WRITTEN TASK = Extract every entry word for word.
+++ DATA SHOWN
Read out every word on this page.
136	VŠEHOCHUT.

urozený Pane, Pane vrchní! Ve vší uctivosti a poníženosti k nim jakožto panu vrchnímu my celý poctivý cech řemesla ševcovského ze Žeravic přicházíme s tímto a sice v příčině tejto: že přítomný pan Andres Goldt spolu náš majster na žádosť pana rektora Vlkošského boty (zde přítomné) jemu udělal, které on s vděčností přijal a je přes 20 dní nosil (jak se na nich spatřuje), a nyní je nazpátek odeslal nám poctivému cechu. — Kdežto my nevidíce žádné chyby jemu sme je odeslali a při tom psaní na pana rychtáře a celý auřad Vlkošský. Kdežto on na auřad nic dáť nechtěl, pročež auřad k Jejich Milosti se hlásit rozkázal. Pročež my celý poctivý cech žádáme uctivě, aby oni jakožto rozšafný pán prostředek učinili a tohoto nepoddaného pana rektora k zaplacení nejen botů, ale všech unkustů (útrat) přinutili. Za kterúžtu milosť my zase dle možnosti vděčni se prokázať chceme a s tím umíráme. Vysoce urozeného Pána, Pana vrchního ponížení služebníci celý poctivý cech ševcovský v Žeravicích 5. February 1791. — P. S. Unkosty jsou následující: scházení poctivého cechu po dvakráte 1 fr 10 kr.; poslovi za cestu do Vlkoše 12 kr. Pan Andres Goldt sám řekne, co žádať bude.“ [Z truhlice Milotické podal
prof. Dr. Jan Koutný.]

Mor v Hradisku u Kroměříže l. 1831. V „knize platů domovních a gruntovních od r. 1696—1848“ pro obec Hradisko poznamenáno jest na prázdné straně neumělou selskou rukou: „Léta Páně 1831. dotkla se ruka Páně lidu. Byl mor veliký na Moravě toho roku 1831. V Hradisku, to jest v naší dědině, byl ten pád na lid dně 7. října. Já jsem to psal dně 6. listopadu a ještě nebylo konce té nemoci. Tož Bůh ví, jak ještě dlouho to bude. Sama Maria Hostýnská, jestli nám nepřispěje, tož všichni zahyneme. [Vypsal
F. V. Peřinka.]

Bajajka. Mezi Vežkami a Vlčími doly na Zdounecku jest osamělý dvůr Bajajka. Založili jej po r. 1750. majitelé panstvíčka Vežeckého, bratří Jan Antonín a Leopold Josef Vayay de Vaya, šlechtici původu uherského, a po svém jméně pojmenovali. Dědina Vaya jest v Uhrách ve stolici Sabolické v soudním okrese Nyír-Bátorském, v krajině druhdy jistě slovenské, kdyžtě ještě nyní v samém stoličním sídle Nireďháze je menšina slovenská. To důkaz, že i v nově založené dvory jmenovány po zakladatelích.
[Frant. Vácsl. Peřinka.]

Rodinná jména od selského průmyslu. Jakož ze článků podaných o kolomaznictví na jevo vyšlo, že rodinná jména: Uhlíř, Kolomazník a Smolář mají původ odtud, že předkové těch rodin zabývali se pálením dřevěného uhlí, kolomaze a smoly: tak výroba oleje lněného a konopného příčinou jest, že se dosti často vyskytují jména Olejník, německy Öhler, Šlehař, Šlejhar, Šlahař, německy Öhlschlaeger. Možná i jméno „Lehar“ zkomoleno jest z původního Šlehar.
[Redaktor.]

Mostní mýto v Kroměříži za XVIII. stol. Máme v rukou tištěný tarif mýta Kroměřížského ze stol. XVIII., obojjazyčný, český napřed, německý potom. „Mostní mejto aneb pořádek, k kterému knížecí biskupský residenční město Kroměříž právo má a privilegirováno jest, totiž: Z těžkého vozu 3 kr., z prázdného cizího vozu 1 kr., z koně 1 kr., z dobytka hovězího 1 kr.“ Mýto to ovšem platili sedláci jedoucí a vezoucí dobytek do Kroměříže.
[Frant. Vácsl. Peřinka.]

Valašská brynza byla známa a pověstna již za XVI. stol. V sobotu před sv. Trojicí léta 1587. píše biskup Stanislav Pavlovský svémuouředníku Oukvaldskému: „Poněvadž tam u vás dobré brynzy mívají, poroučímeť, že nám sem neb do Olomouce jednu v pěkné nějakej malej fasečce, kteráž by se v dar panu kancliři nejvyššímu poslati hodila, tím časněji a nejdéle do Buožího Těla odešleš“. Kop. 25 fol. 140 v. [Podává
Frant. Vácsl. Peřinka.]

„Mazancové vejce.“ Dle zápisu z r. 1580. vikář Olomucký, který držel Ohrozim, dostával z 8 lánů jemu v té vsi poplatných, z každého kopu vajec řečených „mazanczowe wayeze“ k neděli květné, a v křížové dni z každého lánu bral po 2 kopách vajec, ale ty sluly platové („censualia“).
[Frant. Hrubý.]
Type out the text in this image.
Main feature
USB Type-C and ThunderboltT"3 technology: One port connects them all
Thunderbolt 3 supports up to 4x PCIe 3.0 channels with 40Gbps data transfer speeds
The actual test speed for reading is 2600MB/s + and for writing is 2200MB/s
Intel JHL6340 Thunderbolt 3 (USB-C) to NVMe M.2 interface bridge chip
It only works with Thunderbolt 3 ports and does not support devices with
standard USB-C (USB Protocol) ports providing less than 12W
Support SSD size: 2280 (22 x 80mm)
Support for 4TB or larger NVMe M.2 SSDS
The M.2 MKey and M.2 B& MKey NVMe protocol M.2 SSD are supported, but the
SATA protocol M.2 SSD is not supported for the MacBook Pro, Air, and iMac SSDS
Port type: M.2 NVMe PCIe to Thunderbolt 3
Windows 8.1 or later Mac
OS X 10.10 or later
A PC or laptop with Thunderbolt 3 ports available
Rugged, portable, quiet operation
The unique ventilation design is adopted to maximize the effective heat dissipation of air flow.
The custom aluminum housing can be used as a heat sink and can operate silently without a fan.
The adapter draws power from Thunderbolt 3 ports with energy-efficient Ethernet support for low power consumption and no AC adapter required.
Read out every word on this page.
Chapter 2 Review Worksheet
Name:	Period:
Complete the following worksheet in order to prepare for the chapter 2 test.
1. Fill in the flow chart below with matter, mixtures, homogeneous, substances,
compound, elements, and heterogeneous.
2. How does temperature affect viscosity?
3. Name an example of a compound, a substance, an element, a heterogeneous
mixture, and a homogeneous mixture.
++++++
RESULT FOR THIS EXERCISE =
Read out every word on this page.
136	VŠEHOCHUT.

urozený Pane, Pane vrchní! Ve vší uctivosti a poníženosti k nim jakožto panu vrchnímu my celý poctivý cech řemesla ševcovského ze Žeravic přicházíme s tímto a sice v příčině tejto: že přítomný pan Andres Goldt spolu náš majster na žádosť pana rektora Vlkošského boty (zde přítomné) jemu udělal, které on s vděčností přijal a je přes 20 dní nosil (jak se na nich spatřuje), a nyní je nazpátek odeslal nám poctivému cechu. — Kdežto my nevidíce žádné chyby jemu sme je odeslali a při tom psaní na pana rychtáře a celý auřad Vlkošský. Kdežto on na auřad nic dáť nechtěl, pročež auřad k Jejich Milosti se hlásit rozkázal. Pročež my celý poctivý cech žádáme uctivě, aby oni jakožto rozšafný pán prostředek učinili a tohoto nepoddaného pana rektora k zaplacení nejen botů, ale všech unkustů (útrat) přinutili. Za kterúžtu milosť my zase dle možnosti vděčni se prokázať chceme a s tím umíráme. Vysoce urozeného Pána, Pana vrchního ponížení služebníci celý poctivý cech ševcovský v Žeravicích 5. February 1791. — P. S. Unkosty jsou následující: scházení poctivého cechu po dvakráte 1 fr 10 kr.; poslovi za cestu do Vlkoše 12 kr. Pan Andres Goldt sám řekne, co žádať bude.“ [Z truhlice Milotické podal
prof. Dr. Jan Koutný.]

Mor v Hradisku u Kroměříže l. 1831. V „knize platů domovních a gruntovních od r. 1696—1848“ pro obec Hradisko poznamenáno jest na prázdné straně neumělou selskou rukou: „Léta Páně 1831. dotkla se ruka Páně lidu. Byl mor veliký na Moravě toho roku 1831. V Hradisku, to jest v naší dědině, byl ten pád na lid dně 7. října. Já jsem to psal dně 6. listopadu a ještě nebylo konce té nemoci. Tož Bůh ví, jak ještě dlouho to bude. Sama Maria Hostýnská, jestli nám nepřispěje, tož všichni zahyneme. [Vypsal
F. V. Peřinka.]

Bajajka. Mezi Vežkami a Vlčími doly na Zdounecku jest osamělý dvůr Bajajka. Založili jej po r. 1750. majitelé panstvíčka Vežeckého, bratří Jan Antonín a Leopold Josef Vayay de Vaya, šlechtici původu uherského, a po svém jméně pojmenovali. Dědina Vaya jest v Uhrách ve stolici Sabolické v soudním okrese Nyír-Bátorském, v krajině druhdy jistě slovenské, kdyžtě ještě nyní v samém stoličním sídle Nireďháze je menšina slovenská. To důkaz, že i v nově založené dvory jmenovány po zakladatelích.
[Frant. Vácsl. Peřinka.]

Rodinná jména od selského průmyslu. Jakož ze článků podaných o kolomaznictví na jevo vyšlo, že rodinná jména: Uhlíř, Kolomazník a Smolář mají původ odtud, že předkové těch rodin zabývali se pálením dřevěného uhlí, kolomaze a smoly: tak výroba oleje lněného a konopného příčinou jest, že se dosti často vyskytují jména Olejník, německy Öhler, Šlehař, Šlejhar, Šlahař, německy Öhlschlaeger. Možná i jméno „Lehar“ zkomoleno jest z původního Šlehar.
[Redaktor.]

Mostní mýto v Kroměříži za XVIII. stol. Máme v rukou tištěný tarif mýta Kroměřížského ze stol. XVIII., obojjazyčný, český napřed, německý potom. „Mostní mejto aneb pořádek, k kterému knížecí biskupský residenční město Kroměříž právo má a privilegirováno jest, totiž: Z těžkého vozu 3 kr., z prázdného cizího vozu 1 kr., z koně 1 kr., z dobytka hovězího 1 kr.“ Mýto to ovšem platili sedláci jedoucí a vezoucí dobytek do Kroměříže.
[Frant. Vácsl. Peřinka.]

Valašská brynza byla známa a pověstna již za XVI. stol. V sobotu před sv. Trojicí léta 1587. píše biskup Stanislav Pavlovský svémuouředníku Oukvaldskému: „Poněvadž tam u vás dobré brynzy mívají, poroučímeť, že nám sem neb do Olomouce jednu v pěkné nějakej malej fasečce, kteráž by se v dar panu kancliři nejvyššímu poslati hodila, tím časněji a nejdéle do Buožího Těla odešleš“. Kop. 25 fol. 140 v. [Podává
Frant. Vácsl. Peřinka.]

„Mazancové vejce.“ Dle zápisu z r. 1580. vikář Olomucký, který držel Ohrozim, dostával z 8 lánů jemu v té vsi poplatných, z každého kopu vajec řečených „mazanczowe wayeze“ k neděli květné, a v křížové dni z každého lánu bral po 2 kopách vajec, ale ty sluly platové („censualia“).
[Frant. Hrubý.]
Type out the text in this image.
Main feature
USB Type-C and ThunderboltT"3 technology: One port connects them all
Thunderbolt 3 supports up to 4x PCIe 3.0 channels with 40Gbps data transfer speeds
The actual test speed for reading is 2600MB/s + and for writing is 2200MB/s
Intel JHL6340 Thunderbolt 3 (USB-C) to NVMe M.2 interface bridge chip
It only works with Thunderbolt 3 ports and does not support devices with
standard USB-C (USB Protocol) ports providing less than 12W
Support SSD size: 2280 (22 x 80mm)
Support for 4TB or larger NVMe M.2 SSDS
The M.2 MKey and M.2 B& MKey NVMe protocol M.2 SSD are supported, but the
SATA protocol M.2 SSD is not supported for the MacBook Pro, Air, and iMac SSDS
Port type: M.2 NVMe PCIe to Thunderbolt 3
Windows 8.1 or later Mac
OS X 10.10 or later
A PC or laptop with Thunderbolt 3 ports available
Rugged, portable, quiet operation
The unique ventilation design is adopted to maximize the effective heat dissipation of air flow.
The custom aluminum housing can be used as a heat sink and can operate silently without a fan.
The adapter draws power from Thunderbolt 3 ports with energy-efficient Ethernet support for low power consumption and no AC adapter required.
Read out every word on this page.
Chapter 2 Review Worksheet
Name:	Period:
Complete the following worksheet in order to prepare for the chapter 2 test.
1. Fill in the flow chart below with matter, mixtures, homogeneous, substances,
compound, elements, and heterogeneous.
2. How does temperature affect viscosity?
3. Name an example of a compound, a substance, an element, a heterogeneous
mixture, and a homogeneous mixture.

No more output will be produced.